(Extracted data entries)
:::::

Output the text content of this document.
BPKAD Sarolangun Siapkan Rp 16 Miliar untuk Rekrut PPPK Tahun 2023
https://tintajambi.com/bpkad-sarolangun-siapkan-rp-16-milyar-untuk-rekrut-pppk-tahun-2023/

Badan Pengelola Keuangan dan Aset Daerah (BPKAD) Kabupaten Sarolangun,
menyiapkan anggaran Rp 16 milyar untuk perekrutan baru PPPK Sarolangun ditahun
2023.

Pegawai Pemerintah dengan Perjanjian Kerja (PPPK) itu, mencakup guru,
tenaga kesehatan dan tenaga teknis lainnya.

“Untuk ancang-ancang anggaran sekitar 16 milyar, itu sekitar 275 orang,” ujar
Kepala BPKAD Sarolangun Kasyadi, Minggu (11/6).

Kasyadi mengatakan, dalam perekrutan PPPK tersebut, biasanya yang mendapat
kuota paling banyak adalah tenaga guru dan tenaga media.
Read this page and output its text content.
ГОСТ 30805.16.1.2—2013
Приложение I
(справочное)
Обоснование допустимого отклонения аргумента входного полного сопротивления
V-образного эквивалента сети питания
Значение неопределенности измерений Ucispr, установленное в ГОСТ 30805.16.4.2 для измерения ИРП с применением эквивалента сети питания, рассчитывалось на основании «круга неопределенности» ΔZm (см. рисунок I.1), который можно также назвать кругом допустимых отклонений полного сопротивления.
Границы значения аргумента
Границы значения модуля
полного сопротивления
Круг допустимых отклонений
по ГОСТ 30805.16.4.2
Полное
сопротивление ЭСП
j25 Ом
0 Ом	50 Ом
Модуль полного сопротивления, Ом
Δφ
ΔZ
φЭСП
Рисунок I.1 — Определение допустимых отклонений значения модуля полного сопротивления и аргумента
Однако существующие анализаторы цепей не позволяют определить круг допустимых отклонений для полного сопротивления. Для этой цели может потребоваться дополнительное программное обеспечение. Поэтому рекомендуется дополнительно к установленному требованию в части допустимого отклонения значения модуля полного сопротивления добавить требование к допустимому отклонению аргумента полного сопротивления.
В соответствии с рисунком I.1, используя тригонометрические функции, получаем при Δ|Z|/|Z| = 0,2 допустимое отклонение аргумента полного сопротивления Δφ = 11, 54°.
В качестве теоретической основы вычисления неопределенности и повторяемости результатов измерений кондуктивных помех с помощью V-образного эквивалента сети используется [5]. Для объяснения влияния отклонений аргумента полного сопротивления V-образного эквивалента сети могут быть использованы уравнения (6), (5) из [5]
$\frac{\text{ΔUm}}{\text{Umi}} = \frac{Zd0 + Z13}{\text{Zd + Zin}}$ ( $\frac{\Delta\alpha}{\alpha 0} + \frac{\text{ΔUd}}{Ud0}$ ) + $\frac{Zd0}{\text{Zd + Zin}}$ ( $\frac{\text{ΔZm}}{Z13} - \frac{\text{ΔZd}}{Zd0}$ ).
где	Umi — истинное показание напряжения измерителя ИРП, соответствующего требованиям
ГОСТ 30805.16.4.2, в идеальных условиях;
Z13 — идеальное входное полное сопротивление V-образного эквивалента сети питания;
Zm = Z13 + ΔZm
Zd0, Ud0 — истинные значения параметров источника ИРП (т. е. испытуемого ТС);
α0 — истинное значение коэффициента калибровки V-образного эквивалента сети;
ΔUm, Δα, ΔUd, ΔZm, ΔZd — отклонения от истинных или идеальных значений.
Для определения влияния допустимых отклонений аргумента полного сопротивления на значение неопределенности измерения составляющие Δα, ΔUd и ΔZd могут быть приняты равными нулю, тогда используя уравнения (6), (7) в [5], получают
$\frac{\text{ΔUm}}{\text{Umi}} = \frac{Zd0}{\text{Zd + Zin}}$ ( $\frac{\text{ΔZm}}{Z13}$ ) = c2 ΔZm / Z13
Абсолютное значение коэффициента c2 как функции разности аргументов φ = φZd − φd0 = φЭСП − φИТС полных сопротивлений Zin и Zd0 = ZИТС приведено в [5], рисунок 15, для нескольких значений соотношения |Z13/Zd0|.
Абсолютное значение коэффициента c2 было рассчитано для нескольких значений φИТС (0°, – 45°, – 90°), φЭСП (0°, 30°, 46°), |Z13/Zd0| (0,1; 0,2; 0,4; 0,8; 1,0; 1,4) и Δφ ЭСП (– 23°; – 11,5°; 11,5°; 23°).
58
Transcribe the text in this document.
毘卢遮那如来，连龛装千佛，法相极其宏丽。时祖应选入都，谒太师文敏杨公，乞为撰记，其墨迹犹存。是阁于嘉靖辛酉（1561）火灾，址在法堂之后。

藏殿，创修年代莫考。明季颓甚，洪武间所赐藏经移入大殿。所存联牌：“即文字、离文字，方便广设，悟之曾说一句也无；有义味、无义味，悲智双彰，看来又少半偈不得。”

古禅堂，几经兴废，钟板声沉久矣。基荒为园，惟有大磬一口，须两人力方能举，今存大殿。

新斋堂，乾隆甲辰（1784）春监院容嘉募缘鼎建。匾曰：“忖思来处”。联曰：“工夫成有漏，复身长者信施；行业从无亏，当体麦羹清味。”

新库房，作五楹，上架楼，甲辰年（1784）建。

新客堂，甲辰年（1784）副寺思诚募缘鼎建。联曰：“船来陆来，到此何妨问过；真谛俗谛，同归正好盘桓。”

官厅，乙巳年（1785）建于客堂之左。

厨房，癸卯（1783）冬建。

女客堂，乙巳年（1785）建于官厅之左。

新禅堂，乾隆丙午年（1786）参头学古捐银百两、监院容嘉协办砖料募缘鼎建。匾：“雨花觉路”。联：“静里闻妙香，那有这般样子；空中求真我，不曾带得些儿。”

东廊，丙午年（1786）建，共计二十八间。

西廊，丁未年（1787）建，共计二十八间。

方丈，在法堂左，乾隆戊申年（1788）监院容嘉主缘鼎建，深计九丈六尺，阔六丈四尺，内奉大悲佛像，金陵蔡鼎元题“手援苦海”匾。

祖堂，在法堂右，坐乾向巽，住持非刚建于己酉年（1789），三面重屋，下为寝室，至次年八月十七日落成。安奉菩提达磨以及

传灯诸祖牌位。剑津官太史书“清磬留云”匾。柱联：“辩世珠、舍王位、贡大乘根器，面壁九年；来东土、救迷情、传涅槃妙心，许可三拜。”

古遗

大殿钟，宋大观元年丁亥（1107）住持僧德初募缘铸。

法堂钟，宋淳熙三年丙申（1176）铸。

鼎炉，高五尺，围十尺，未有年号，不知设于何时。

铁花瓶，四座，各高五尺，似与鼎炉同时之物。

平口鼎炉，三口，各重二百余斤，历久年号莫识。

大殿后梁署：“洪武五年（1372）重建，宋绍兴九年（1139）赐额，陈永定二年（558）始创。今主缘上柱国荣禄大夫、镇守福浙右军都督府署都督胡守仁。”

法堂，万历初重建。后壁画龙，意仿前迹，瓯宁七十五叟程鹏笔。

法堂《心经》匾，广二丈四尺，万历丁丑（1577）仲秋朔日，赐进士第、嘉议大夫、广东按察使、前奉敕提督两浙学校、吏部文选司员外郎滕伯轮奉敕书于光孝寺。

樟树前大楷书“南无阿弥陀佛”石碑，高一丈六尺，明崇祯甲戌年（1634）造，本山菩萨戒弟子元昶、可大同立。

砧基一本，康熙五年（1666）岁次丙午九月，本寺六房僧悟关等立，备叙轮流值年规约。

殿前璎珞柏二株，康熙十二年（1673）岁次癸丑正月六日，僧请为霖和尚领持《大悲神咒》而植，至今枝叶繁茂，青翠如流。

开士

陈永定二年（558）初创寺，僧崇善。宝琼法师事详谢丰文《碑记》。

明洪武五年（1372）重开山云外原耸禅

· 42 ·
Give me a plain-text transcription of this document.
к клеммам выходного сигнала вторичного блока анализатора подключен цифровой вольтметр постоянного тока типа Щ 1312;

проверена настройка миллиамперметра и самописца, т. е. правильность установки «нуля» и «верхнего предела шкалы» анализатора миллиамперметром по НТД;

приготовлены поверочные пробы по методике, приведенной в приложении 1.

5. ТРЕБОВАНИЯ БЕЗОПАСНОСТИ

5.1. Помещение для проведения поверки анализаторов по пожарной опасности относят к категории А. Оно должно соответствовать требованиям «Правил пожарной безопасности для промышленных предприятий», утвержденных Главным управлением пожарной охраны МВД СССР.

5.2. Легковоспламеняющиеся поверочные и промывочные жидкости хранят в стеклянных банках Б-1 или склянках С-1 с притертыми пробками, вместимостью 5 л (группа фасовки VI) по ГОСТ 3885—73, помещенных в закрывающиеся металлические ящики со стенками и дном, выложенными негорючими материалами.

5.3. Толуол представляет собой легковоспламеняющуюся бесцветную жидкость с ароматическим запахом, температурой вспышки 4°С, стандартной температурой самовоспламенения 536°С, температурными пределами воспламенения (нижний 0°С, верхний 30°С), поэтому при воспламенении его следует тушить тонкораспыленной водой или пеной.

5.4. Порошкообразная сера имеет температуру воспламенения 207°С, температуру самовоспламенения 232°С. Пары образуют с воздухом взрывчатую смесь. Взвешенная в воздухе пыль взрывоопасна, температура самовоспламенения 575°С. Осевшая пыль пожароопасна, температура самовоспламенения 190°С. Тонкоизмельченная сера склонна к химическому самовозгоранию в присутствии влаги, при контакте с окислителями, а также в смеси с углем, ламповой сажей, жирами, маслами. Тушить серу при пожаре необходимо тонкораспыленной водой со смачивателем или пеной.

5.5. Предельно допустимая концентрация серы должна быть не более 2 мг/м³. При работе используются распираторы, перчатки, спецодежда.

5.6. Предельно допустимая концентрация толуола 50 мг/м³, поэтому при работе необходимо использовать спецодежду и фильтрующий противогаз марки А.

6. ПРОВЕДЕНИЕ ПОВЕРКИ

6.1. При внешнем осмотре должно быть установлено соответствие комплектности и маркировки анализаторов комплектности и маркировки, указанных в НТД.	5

:::::

**YOUR GOAL:** In the lines above, locate the string "陈永定二年". Copy every line where it occurs.

**REPLY:**
大殿后梁署：“洪武五年（1372）重建，宋绍兴九年（1139）赐额，陈永定二年（558）始创。今主缘上柱国荣禄大夫、镇守福浙右军都督府署都督胡守仁。”
陈永定二年（558）初创寺，僧崇善。宝琼法师事详谢丰文《碑记》。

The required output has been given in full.